• **GOAL**:
Copy every line that holds "which".

• **DATA ROWS**:
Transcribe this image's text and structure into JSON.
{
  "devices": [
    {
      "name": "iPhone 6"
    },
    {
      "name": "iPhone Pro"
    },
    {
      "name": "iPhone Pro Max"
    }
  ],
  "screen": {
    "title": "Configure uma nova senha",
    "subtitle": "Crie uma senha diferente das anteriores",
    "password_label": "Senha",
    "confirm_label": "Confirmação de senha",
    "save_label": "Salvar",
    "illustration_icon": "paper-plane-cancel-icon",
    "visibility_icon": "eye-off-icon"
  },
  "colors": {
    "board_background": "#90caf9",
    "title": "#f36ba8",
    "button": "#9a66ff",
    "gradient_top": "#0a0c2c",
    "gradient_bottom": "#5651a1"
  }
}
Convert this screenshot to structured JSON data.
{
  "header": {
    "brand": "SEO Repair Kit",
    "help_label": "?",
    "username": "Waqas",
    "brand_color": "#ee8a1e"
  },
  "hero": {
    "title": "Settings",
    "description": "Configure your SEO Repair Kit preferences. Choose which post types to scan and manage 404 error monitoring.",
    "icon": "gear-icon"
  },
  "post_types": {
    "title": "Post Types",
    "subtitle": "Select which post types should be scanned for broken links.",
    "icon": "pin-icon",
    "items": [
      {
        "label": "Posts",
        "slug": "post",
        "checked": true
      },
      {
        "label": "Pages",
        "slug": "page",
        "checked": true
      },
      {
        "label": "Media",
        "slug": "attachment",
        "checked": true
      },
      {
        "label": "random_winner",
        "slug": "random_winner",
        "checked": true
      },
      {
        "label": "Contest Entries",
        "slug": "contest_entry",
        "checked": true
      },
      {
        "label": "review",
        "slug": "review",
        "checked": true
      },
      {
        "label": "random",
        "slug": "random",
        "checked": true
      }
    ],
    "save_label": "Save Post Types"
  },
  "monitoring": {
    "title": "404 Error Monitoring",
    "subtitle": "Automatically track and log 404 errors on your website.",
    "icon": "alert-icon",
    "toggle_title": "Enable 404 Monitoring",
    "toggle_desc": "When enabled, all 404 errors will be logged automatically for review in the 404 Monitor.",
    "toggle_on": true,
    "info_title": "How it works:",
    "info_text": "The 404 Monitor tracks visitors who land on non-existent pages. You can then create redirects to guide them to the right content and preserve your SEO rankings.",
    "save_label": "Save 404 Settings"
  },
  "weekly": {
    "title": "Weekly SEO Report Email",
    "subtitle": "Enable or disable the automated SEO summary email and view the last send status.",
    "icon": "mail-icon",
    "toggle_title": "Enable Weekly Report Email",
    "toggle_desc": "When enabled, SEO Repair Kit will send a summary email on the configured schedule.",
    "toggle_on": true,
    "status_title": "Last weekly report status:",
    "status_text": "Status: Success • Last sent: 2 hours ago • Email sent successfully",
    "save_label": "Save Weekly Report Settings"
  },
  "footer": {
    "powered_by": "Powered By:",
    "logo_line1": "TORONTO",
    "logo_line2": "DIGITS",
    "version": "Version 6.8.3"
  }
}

• **TASK RESULT**:
    "description": "Configure your SEO Repair Kit preferences. Choose which post types to scan and manage 404 error monitoring.",
    "subtitle": "Select which post types should be scanned for broken links.",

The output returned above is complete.